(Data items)
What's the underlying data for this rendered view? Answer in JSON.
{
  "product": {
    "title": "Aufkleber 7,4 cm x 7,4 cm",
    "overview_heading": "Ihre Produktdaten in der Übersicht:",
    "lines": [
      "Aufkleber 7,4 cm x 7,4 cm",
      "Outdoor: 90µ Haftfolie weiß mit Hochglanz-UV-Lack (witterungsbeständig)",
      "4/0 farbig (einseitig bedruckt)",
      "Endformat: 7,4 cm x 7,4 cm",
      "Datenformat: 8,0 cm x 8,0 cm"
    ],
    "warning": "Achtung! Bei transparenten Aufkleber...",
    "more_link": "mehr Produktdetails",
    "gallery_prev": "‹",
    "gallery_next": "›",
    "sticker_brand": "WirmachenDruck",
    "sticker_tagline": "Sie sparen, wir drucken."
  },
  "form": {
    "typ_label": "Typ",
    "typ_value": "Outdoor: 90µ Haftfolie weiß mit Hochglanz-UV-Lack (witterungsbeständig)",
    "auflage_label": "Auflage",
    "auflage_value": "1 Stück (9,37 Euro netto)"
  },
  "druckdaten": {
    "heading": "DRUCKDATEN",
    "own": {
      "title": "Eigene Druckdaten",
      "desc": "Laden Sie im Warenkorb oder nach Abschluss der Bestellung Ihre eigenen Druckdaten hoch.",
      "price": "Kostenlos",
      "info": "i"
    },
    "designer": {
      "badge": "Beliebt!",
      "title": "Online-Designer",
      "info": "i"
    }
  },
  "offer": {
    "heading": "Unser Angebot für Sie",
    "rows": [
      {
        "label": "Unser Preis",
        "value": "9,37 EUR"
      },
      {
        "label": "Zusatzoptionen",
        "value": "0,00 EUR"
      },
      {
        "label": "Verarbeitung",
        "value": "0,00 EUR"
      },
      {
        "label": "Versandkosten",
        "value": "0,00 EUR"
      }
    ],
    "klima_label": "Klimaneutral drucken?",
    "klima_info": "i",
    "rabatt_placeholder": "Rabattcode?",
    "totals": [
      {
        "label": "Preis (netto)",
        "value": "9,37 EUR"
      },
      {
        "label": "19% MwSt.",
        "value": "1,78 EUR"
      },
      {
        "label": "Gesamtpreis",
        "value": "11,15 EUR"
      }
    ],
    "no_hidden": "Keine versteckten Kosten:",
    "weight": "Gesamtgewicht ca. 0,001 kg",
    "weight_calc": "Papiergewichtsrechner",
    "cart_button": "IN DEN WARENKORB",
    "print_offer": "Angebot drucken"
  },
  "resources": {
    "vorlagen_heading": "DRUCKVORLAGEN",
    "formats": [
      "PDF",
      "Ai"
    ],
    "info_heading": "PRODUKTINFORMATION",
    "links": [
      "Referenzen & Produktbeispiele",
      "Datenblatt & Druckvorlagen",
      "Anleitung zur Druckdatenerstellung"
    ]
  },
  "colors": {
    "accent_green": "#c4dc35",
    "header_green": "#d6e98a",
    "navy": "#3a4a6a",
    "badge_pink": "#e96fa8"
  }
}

**STATED EXERCISE:**
Transcribe every record above exactly as it appears.

**RESULT BELOW:**
What's the underlying data for this rendered view? Answer in JSON.
{
  "product": {
    "title": "Aufkleber 7,4 cm x 7,4 cm",
    "overview_heading": "Ihre Produktdaten in der Übersicht:",
    "lines": [
      "Aufkleber 7,4 cm x 7,4 cm",
      "Outdoor: 90µ Haftfolie weiß mit Hochglanz-UV-Lack (witterungsbeständig)",
      "4/0 farbig (einseitig bedruckt)",
      "Endformat: 7,4 cm x 7,4 cm",
      "Datenformat: 8,0 cm x 8,0 cm"
    ],
    "warning": "Achtung! Bei transparenten Aufkleber...",
    "more_link": "mehr Produktdetails",
    "gallery_prev": "‹",
    "gallery_next": "›",
    "sticker_brand": "WirmachenDruck",
    "sticker_tagline": "Sie sparen, wir drucken."
  },
  "form": {
    "typ_label": "Typ",
    "typ_value": "Outdoor: 90µ Haftfolie weiß mit Hochglanz-UV-Lack (witterungsbeständig)",
    "auflage_label": "Auflage",
    "auflage_value": "1 Stück (9,37 Euro netto)"
  },
  "druckdaten": {
    "heading": "DRUCKDATEN",
    "own": {
      "title": "Eigene Druckdaten",
      "desc": "Laden Sie im Warenkorb oder nach Abschluss der Bestellung Ihre eigenen Druckdaten hoch.",
      "price": "Kostenlos",
      "info": "i"
    },
    "designer": {
      "badge": "Beliebt!",
      "title": "Online-Designer",
      "info": "i"
    }
  },
  "offer": {
    "heading": "Unser Angebot für Sie",
    "rows": [
      {
        "label": "Unser Preis",
        "value": "9,37 EUR"
      },
      {
        "label": "Zusatzoptionen",
        "value": "0,00 EUR"
      },
      {
        "label": "Verarbeitung",
        "value": "0,00 EUR"
      },
      {
        "label": "Versandkosten",
        "value": "0,00 EUR"
      }
    ],
    "klima_label": "Klimaneutral drucken?",
    "klima_info": "i",
    "rabatt_placeholder": "Rabattcode?",
    "totals": [
      {
        "label": "Preis (netto)",
        "value": "9,37 EUR"
      },
      {
        "label": "19% MwSt.",
        "value": "1,78 EUR"
      },
      {
        "label": "Gesamtpreis",
        "value": "11,15 EUR"
      }
    ],
    "no_hidden": "Keine versteckten Kosten:",
    "weight": "Gesamtgewicht ca. 0,001 kg",
    "weight_calc": "Papiergewichtsrechner",
    "cart_button": "IN DEN WARENKORB",
    "print_offer": "Angebot drucken"
  },
  "resources": {
    "vorlagen_heading": "DRUCKVORLAGEN",
    "formats": [
      "PDF",
      "Ai"
    ],
    "info_heading": "PRODUKTINFORMATION",
    "links": [
      "Referenzen & Produktbeispiele",
      "Datenblatt & Druckvorlagen",
      "Anleitung zur Druckdatenerstellung"
    ]
  },
  "colors": {
    "accent_green": "#c4dc35",
    "header_green": "#d6e98a",
    "navy": "#3a4a6a",
    "badge_pink": "#e96fa8"
  }
}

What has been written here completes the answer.